_TASK_
Return all lines from the listing below in which the string "image" occurs.

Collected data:
^^^^^^^^^^^^^^^^

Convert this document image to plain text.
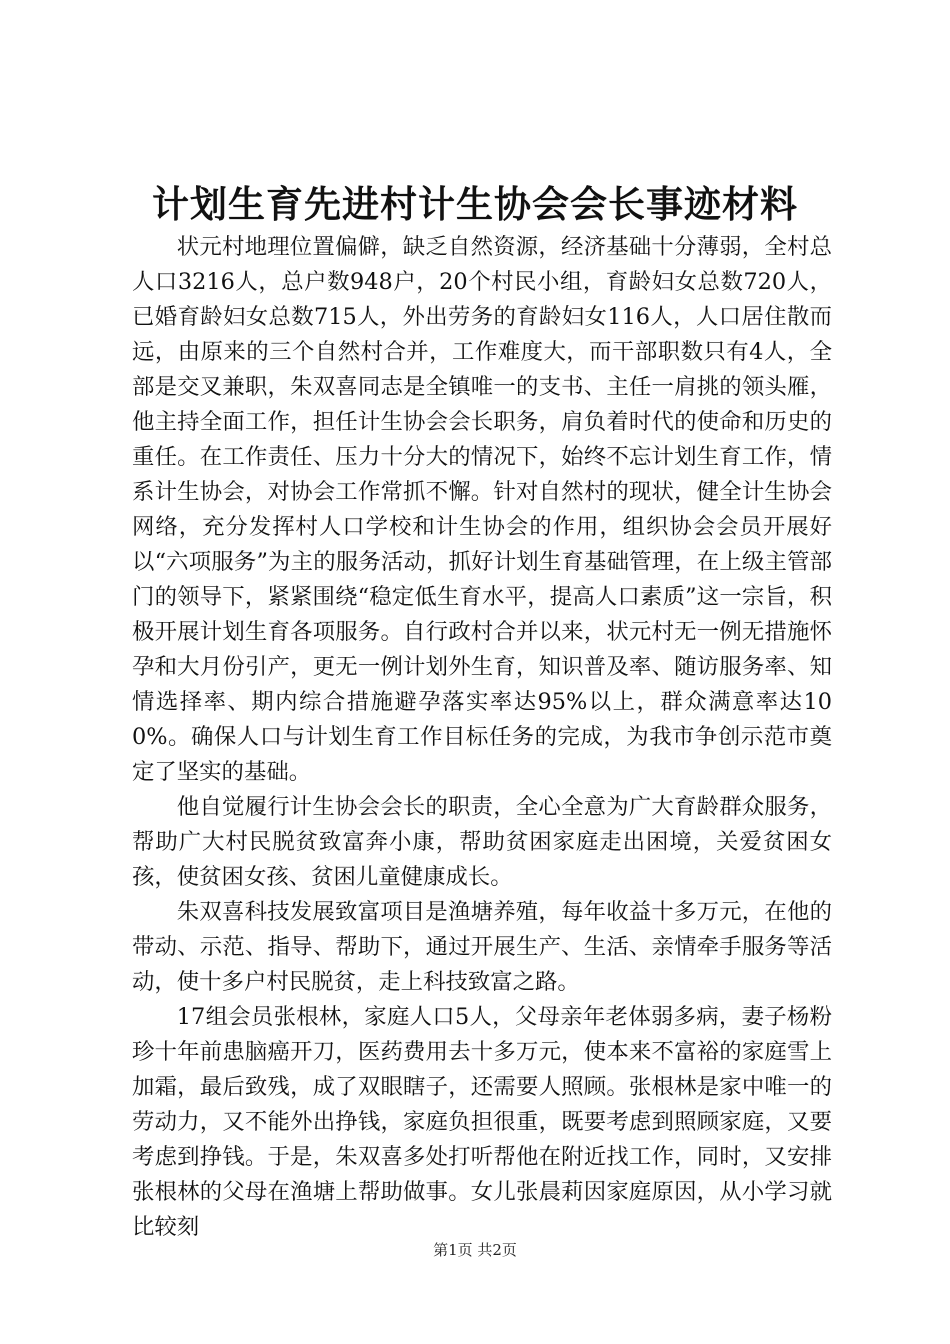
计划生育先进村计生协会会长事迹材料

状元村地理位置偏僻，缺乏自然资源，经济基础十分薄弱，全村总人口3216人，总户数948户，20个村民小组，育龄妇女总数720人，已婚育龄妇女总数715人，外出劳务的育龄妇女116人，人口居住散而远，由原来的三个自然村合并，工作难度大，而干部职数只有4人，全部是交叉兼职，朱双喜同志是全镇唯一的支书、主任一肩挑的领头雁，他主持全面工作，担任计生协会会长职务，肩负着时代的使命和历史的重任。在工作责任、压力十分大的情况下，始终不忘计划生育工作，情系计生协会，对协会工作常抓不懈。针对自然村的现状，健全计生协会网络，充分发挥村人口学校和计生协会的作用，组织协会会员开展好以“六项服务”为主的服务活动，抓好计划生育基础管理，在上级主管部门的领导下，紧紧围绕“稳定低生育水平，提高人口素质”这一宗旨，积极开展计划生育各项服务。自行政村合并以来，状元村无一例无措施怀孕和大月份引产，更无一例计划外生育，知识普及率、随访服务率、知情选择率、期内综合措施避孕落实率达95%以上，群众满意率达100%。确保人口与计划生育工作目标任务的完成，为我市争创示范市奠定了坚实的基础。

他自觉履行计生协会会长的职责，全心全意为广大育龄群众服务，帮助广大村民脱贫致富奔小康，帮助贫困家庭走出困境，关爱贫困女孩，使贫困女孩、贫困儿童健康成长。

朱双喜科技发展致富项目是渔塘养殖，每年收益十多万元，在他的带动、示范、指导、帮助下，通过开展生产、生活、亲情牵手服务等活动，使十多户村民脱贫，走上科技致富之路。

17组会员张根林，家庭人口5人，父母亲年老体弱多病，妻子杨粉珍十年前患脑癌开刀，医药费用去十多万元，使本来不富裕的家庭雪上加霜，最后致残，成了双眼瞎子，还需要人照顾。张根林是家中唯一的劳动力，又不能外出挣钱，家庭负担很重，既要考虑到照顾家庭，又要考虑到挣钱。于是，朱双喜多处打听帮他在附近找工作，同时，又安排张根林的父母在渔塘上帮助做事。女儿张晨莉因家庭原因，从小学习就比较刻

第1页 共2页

^^^^^^^^^^^^^^^^

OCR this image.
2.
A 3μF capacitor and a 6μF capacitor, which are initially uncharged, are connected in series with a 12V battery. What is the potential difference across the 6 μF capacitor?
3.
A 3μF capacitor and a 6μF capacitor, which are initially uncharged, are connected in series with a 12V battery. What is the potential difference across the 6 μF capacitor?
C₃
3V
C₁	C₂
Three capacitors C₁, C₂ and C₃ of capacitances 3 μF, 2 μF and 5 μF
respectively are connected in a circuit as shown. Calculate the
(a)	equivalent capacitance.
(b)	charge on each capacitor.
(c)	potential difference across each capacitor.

^^^^^^^^^^^^^^^^

_SOLUTION TO THIS TASK_
Convert this document image to plain text.
OCR this image.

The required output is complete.